• **SHORT TASK**
Set down the material once more, exactly as it appears.

• **STORED ROWS**
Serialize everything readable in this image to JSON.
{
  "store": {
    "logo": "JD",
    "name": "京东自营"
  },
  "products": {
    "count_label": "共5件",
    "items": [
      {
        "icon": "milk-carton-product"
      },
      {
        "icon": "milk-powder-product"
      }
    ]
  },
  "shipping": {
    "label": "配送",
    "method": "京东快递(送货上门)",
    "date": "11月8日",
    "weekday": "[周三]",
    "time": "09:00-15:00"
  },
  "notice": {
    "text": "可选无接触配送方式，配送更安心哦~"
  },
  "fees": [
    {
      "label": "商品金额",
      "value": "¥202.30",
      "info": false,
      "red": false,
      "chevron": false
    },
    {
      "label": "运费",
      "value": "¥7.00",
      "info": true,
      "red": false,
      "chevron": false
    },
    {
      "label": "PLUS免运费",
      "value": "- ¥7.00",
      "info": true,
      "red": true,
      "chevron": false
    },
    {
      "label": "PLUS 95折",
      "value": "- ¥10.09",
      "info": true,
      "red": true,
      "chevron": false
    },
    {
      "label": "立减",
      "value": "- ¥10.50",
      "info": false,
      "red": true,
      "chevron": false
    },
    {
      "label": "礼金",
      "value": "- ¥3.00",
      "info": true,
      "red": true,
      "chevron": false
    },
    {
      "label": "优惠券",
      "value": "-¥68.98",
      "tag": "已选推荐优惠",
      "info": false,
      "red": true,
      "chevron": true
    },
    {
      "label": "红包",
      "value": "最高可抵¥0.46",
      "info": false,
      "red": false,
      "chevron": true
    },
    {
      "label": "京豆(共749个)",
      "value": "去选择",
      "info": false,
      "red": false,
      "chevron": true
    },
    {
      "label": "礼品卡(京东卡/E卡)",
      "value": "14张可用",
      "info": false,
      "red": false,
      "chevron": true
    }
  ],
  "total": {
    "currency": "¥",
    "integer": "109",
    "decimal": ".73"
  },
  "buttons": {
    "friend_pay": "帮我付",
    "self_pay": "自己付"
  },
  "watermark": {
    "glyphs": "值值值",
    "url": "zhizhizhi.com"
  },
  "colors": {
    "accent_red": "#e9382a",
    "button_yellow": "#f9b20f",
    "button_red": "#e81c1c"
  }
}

• **SOLUTION BELOW**
Serialize everything readable in this image to JSON.
{
  "store": {
    "logo": "JD",
    "name": "京东自营"
  },
  "products": {
    "count_label": "共5件",
    "items": [
      {
        "icon": "milk-carton-product"
      },
      {
        "icon": "milk-powder-product"
      }
    ]
  },
  "shipping": {
    "label": "配送",
    "method": "京东快递(送货上门)",
    "date": "11月8日",
    "weekday": "[周三]",
    "time": "09:00-15:00"
  },
  "notice": {
    "text": "可选无接触配送方式，配送更安心哦~"
  },
  "fees": [
    {
      "label": "商品金额",
      "value": "¥202.30",
      "info": false,
      "red": false,
      "chevron": false
    },
    {
      "label": "运费",
      "value": "¥7.00",
      "info": true,
      "red": false,
      "chevron": false
    },
    {
      "label": "PLUS免运费",
      "value": "- ¥7.00",
      "info": true,
      "red": true,
      "chevron": false
    },
    {
      "label": "PLUS 95折",
      "value": "- ¥10.09",
      "info": true,
      "red": true,
      "chevron": false
    },
    {
      "label": "立减",
      "value": "- ¥10.50",
      "info": false,
      "red": true,
      "chevron": false
    },
    {
      "label": "礼金",
      "value": "- ¥3.00",
      "info": true,
      "red": true,
      "chevron": false
    },
    {
      "label": "优惠券",
      "value": "-¥68.98",
      "tag": "已选推荐优惠",
      "info": false,
      "red": true,
      "chevron": true
    },
    {
      "label": "红包",
      "value": "最高可抵¥0.46",
      "info": false,
      "red": false,
      "chevron": true
    },
    {
      "label": "京豆(共749个)",
      "value": "去选择",
      "info": false,
      "red": false,
      "chevron": true
    },
    {
      "label": "礼品卡(京东卡/E卡)",
      "value": "14张可用",
      "info": false,
      "red": false,
      "chevron": true
    }
  ],
  "total": {
    "currency": "¥",
    "integer": "109",
    "decimal": ".73"
  },
  "buttons": {
    "friend_pay": "帮我付",
    "self_pay": "自己付"
  },
  "watermark": {
    "glyphs": "值值值",
    "url": "zhizhizhi.com"
  },
  "colors": {
    "accent_red": "#e9382a",
    "button_yellow": "#f9b20f",
    "button_red": "#e81c1c"
  }
}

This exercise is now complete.